**Directions:** Quote the whole listing verbatim.

**Records to process:**
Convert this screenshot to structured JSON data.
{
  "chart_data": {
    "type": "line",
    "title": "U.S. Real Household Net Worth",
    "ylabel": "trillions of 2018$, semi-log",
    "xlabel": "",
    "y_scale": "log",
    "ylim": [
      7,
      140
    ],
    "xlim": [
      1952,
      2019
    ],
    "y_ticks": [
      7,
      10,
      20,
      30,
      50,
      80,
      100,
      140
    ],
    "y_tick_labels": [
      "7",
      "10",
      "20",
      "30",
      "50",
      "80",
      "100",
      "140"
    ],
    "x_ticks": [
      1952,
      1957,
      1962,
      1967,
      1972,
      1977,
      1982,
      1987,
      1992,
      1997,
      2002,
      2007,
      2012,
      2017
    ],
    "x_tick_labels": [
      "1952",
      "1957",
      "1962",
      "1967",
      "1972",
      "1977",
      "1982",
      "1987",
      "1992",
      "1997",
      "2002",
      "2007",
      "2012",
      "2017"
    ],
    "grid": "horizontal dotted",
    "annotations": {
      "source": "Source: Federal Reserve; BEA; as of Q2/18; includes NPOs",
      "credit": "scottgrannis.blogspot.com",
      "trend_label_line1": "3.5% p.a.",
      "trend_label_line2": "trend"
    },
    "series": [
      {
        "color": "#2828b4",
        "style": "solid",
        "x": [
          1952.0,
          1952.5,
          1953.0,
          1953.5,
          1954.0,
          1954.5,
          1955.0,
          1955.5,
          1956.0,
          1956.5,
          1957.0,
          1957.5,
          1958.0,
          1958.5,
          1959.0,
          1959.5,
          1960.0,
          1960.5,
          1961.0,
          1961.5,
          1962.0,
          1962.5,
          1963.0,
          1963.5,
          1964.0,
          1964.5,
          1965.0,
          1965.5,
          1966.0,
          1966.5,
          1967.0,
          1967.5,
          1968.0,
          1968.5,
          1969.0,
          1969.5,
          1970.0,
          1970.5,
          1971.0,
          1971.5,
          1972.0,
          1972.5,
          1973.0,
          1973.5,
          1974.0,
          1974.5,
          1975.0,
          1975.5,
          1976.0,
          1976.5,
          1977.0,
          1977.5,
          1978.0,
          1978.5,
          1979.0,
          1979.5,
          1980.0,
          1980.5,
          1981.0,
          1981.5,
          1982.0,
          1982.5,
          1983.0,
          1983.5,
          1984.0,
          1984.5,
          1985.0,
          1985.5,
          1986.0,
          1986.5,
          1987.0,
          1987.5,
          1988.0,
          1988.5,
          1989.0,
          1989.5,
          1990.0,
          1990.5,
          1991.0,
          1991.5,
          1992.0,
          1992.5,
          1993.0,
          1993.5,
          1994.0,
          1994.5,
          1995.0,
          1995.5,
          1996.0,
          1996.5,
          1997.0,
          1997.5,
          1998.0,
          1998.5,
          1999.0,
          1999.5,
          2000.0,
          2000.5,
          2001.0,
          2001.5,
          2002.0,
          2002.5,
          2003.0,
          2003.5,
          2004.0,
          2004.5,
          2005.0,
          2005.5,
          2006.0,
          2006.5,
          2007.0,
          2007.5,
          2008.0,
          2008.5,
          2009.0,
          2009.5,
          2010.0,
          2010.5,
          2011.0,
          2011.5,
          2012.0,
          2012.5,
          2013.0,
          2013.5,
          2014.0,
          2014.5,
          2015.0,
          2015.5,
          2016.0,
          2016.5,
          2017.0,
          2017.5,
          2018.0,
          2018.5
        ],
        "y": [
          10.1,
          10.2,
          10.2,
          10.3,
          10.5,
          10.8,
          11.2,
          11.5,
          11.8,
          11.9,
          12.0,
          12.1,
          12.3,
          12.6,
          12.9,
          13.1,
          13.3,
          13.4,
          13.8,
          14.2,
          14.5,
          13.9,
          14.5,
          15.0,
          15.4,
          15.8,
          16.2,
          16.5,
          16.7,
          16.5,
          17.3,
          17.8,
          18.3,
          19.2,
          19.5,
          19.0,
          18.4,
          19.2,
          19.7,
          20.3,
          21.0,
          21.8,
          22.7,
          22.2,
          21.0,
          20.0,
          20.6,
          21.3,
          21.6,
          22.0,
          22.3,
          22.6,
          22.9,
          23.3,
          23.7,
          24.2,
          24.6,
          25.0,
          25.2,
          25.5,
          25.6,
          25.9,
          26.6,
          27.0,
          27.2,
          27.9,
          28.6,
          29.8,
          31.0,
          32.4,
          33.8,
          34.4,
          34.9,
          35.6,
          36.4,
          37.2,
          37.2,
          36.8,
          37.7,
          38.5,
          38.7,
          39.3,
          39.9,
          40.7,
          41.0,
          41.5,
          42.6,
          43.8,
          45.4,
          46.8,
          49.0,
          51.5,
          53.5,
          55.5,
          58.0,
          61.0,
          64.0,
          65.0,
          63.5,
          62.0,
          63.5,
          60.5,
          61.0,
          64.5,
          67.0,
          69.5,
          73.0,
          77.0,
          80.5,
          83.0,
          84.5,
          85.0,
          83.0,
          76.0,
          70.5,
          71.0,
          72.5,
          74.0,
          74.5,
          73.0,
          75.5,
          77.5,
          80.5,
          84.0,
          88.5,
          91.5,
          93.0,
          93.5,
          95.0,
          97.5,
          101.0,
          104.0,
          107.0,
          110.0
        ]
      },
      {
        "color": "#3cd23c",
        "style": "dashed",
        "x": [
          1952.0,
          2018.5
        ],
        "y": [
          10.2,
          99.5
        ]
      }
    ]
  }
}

**Full answer:**
Convert this screenshot to structured JSON data.
{
  "chart_data": {
    "type": "line",
    "title": "U.S. Real Household Net Worth",
    "ylabel": "trillions of 2018$, semi-log",
    "xlabel": "",
    "y_scale": "log",
    "ylim": [
      7,
      140
    ],
    "xlim": [
      1952,
      2019
    ],
    "y_ticks": [
      7,
      10,
      20,
      30,
      50,
      80,
      100,
      140
    ],
    "y_tick_labels": [
      "7",
      "10",
      "20",
      "30",
      "50",
      "80",
      "100",
      "140"
    ],
    "x_ticks": [
      1952,
      1957,
      1962,
      1967,
      1972,
      1977,
      1982,
      1987,
      1992,
      1997,
      2002,
      2007,
      2012,
      2017
    ],
    "x_tick_labels": [
      "1952",
      "1957",
      "1962",
      "1967",
      "1972",
      "1977",
      "1982",
      "1987",
      "1992",
      "1997",
      "2002",
      "2007",
      "2012",
      "2017"
    ],
    "grid": "horizontal dotted",
    "annotations": {
      "source": "Source: Federal Reserve; BEA; as of Q2/18; includes NPOs",
      "credit": "scottgrannis.blogspot.com",
      "trend_label_line1": "3.5% p.a.",
      "trend_label_line2": "trend"
    },
    "series": [
      {
        "color": "#2828b4",
        "style": "solid",
        "x": [
          1952.0,
          1952.5,
          1953.0,
          1953.5,
          1954.0,
          1954.5,
          1955.0,
          1955.5,
          1956.0,
          1956.5,
          1957.0,
          1957.5,
          1958.0,
          1958.5,
          1959.0,
          1959.5,
          1960.0,
          1960.5,
          1961.0,
          1961.5,
          1962.0,
          1962.5,
          1963.0,
          1963.5,
          1964.0,
          1964.5,
          1965.0,
          1965.5,
          1966.0,
          1966.5,
          1967.0,
          1967.5,
          1968.0,
          1968.5,
          1969.0,
          1969.5,
          1970.0,
          1970.5,
          1971.0,
          1971.5,
          1972.0,
          1972.5,
          1973.0,
          1973.5,
          1974.0,
          1974.5,
          1975.0,
          1975.5,
          1976.0,
          1976.5,
          1977.0,
          1977.5,
          1978.0,
          1978.5,
          1979.0,
          1979.5,
          1980.0,
          1980.5,
          1981.0,
          1981.5,
          1982.0,
          1982.5,
          1983.0,
          1983.5,
          1984.0,
          1984.5,
          1985.0,
          1985.5,
          1986.0,
          1986.5,
          1987.0,
          1987.5,
          1988.0,
          1988.5,
          1989.0,
          1989.5,
          1990.0,
          1990.5,
          1991.0,
          1991.5,
          1992.0,
          1992.5,
          1993.0,
          1993.5,
          1994.0,
          1994.5,
          1995.0,
          1995.5,
          1996.0,
          1996.5,
          1997.0,
          1997.5,
          1998.0,
          1998.5,
          1999.0,
          1999.5,
          2000.0,
          2000.5,
          2001.0,
          2001.5,
          2002.0,
          2002.5,
          2003.0,
          2003.5,
          2004.0,
          2004.5,
          2005.0,
          2005.5,
          2006.0,
          2006.5,
          2007.0,
          2007.5,
          2008.0,
          2008.5,
          2009.0,
          2009.5,
          2010.0,
          2010.5,
          2011.0,
          2011.5,
          2012.0,
          2012.5,
          2013.0,
          2013.5,
          2014.0,
          2014.5,
          2015.0,
          2015.5,
          2016.0,
          2016.5,
          2017.0,
          2017.5,
          2018.0,
          2018.5
        ],
        "y": [
          10.1,
          10.2,
          10.2,
          10.3,
          10.5,
          10.8,
          11.2,
          11.5,
          11.8,
          11.9,
          12.0,
          12.1,
          12.3,
          12.6,
          12.9,
          13.1,
          13.3,
          13.4,
          13.8,
          14.2,
          14.5,
          13.9,
          14.5,
          15.0,
          15.4,
          15.8,
          16.2,
          16.5,
          16.7,
          16.5,
          17.3,
          17.8,
          18.3,
          19.2,
          19.5,
          19.0,
          18.4,
          19.2,
          19.7,
          20.3,
          21.0,
          21.8,
          22.7,
          22.2,
          21.0,
          20.0,
          20.6,
          21.3,
          21.6,
          22.0,
          22.3,
          22.6,
          22.9,
          23.3,
          23.7,
          24.2,
          24.6,
          25.0,
          25.2,
          25.5,
          25.6,
          25.9,
          26.6,
          27.0,
          27.2,
          27.9,
          28.6,
          29.8,
          31.0,
          32.4,
          33.8,
          34.4,
          34.9,
          35.6,
          36.4,
          37.2,
          37.2,
          36.8,
          37.7,
          38.5,
          38.7,
          39.3,
          39.9,
          40.7,
          41.0,
          41.5,
          42.6,
          43.8,
          45.4,
          46.8,
          49.0,
          51.5,
          53.5,
          55.5,
          58.0,
          61.0,
          64.0,
          65.0,
          63.5,
          62.0,
          63.5,
          60.5,
          61.0,
          64.5,
          67.0,
          69.5,
          73.0,
          77.0,
          80.5,
          83.0,
          84.5,
          85.0,
          83.0,
          76.0,
          70.5,
          71.0,
          72.5,
          74.0,
          74.5,
          73.0,
          75.5,
          77.5,
          80.5,
          84.0,
          88.5,
          91.5,
          93.0,
          93.5,
          95.0,
          97.5,
          101.0,
          104.0,
          107.0,
          110.0
        ]
      },
      {
        "color": "#3cd23c",
        "style": "dashed",
        "x": [
          1952.0,
          2018.5
        ],
        "y": [
          10.2,
          99.5
        ]
      }
    ]
  }
}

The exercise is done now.